● SHORT TASK: Identify every line in the records below that contains the word "chevron", and reproduce each one.

● INFORMATION SHOWN:
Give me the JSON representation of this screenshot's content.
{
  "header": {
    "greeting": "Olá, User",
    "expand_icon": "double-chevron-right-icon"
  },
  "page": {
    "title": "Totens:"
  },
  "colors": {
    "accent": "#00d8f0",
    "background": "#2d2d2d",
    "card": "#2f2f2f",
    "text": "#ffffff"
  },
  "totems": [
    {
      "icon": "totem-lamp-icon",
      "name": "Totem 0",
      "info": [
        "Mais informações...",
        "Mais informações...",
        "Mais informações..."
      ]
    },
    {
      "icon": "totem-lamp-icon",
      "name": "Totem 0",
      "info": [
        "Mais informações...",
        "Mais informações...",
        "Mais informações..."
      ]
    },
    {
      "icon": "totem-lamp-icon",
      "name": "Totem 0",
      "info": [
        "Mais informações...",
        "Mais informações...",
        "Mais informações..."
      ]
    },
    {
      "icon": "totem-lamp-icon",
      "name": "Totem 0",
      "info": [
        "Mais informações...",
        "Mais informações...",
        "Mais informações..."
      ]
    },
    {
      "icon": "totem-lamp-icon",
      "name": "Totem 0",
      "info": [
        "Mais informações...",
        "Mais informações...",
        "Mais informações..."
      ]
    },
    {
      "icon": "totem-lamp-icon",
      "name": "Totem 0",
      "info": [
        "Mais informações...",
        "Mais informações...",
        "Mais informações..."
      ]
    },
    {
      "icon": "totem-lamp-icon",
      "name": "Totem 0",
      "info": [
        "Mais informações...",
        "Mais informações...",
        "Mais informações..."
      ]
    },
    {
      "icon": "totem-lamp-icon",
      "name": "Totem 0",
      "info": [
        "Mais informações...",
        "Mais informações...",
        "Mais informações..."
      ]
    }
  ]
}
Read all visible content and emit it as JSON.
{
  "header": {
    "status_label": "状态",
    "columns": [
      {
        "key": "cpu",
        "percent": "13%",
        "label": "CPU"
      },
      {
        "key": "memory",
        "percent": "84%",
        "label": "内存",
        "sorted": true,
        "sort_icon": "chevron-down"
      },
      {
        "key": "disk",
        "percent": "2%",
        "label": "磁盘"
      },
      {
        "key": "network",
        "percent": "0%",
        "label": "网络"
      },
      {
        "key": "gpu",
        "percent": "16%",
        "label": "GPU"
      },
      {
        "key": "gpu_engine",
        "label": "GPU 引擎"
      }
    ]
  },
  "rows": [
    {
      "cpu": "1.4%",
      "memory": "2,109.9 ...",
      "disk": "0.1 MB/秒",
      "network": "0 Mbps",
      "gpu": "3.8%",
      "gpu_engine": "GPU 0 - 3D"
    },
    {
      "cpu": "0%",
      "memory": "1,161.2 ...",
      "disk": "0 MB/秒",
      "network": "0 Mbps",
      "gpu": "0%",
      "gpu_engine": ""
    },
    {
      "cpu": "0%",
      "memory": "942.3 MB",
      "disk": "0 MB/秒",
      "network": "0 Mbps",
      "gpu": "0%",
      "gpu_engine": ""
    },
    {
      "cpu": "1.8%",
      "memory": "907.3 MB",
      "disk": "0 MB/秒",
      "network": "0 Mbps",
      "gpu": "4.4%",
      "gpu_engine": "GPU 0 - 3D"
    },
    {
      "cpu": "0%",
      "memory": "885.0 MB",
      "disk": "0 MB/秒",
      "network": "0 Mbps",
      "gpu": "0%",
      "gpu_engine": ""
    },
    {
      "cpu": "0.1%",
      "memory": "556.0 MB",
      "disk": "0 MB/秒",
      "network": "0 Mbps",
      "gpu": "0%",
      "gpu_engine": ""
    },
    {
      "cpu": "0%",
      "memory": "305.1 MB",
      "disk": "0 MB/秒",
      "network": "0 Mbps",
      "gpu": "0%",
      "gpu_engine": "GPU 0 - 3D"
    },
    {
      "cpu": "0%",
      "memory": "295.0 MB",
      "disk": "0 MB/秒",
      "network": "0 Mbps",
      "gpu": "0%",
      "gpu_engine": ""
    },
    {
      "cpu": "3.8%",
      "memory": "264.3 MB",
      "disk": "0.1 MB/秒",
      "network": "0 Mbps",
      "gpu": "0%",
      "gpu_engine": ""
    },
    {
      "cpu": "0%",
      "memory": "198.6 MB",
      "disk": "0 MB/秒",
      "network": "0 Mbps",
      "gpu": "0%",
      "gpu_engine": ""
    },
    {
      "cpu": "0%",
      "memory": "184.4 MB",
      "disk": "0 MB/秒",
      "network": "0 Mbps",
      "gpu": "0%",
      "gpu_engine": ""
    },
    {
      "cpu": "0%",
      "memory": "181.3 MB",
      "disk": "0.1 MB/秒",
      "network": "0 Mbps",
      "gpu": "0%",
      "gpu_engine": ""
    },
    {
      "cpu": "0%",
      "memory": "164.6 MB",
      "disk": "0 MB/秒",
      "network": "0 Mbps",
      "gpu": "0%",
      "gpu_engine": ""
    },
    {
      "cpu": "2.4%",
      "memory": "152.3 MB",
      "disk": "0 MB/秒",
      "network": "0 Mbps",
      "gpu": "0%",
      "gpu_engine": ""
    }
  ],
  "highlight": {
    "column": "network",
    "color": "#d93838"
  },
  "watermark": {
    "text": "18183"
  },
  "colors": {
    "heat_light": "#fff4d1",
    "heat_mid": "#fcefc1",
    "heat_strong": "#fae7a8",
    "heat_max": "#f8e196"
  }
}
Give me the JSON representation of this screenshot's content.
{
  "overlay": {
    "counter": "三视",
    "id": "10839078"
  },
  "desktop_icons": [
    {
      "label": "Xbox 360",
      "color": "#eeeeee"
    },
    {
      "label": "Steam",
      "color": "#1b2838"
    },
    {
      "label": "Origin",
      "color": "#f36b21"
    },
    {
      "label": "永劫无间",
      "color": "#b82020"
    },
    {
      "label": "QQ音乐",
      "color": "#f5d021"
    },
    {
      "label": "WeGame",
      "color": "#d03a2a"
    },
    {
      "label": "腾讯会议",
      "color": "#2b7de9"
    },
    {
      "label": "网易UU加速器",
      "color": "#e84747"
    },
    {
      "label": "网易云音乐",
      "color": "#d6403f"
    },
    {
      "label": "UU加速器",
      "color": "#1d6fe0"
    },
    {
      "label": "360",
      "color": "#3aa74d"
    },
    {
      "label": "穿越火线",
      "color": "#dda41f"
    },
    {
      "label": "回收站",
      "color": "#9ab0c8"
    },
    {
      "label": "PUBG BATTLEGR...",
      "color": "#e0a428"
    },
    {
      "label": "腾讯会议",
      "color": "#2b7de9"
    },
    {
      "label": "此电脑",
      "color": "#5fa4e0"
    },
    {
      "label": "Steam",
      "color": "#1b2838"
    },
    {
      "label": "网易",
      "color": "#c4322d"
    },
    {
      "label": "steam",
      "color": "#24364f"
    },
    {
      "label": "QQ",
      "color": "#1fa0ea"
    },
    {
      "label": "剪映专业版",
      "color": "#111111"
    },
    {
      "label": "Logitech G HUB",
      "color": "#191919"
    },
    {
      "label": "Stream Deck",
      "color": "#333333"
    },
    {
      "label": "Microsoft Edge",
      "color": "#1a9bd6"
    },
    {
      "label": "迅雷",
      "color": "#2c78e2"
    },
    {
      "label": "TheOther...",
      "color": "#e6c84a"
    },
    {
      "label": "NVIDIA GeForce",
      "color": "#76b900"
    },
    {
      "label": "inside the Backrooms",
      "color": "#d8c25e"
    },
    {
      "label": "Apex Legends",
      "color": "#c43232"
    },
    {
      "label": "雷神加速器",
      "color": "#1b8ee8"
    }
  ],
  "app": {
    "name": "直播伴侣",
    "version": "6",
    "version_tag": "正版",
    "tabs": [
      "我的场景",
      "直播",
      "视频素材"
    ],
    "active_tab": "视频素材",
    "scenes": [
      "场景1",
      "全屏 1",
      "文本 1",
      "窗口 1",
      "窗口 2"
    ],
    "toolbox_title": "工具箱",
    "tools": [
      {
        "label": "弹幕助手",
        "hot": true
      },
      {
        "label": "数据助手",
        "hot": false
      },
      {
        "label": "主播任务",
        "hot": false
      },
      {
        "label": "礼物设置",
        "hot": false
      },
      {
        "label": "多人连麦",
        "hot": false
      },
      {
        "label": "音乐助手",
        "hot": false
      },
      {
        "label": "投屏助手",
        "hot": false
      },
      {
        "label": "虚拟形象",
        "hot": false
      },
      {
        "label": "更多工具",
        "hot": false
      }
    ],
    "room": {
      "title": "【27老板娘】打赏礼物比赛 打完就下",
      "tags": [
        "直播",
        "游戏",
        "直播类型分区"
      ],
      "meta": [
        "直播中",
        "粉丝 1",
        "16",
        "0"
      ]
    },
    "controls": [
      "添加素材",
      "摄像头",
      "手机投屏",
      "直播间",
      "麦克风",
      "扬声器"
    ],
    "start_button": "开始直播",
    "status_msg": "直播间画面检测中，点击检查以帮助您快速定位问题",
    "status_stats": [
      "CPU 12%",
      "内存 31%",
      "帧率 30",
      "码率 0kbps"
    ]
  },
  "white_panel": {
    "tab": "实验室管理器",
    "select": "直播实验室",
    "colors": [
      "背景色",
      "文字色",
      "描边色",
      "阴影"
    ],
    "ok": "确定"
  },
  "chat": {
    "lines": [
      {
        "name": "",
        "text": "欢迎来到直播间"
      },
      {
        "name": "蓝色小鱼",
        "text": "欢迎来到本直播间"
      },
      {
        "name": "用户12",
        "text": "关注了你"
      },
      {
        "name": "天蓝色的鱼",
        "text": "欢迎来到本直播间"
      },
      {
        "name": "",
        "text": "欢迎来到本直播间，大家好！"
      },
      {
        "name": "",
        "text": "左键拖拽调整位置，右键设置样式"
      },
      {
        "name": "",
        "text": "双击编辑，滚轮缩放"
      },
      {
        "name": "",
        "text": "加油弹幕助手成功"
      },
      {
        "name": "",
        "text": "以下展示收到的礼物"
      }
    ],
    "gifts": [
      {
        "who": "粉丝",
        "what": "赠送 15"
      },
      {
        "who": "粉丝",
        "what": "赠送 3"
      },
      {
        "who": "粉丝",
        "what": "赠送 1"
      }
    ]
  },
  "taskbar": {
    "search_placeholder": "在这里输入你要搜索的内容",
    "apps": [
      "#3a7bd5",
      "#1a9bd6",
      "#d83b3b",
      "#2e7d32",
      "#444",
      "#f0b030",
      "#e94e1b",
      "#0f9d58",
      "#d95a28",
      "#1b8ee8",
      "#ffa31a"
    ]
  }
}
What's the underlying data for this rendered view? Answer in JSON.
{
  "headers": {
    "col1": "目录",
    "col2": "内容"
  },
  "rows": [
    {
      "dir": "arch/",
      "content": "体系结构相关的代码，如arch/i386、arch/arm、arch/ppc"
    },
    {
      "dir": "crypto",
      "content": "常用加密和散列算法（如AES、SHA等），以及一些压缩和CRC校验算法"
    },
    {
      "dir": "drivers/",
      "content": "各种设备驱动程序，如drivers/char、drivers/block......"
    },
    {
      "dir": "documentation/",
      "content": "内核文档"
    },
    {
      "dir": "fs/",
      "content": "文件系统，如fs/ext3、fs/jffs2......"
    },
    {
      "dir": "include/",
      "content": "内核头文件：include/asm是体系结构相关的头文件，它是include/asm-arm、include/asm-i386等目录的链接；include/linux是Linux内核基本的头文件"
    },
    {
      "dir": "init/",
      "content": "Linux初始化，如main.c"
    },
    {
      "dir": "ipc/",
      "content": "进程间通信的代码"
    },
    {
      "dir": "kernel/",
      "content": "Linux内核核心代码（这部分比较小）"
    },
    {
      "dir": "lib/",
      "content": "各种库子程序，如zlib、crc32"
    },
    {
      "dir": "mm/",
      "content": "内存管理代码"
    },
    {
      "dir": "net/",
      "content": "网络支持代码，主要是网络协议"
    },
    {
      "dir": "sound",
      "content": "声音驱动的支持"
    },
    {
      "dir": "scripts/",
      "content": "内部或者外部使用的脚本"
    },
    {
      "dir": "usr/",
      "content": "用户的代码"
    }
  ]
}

● EXERCISE ANSWER:
    "expand_icon": "double-chevron-right-icon"
        "sort_icon": "chevron-down"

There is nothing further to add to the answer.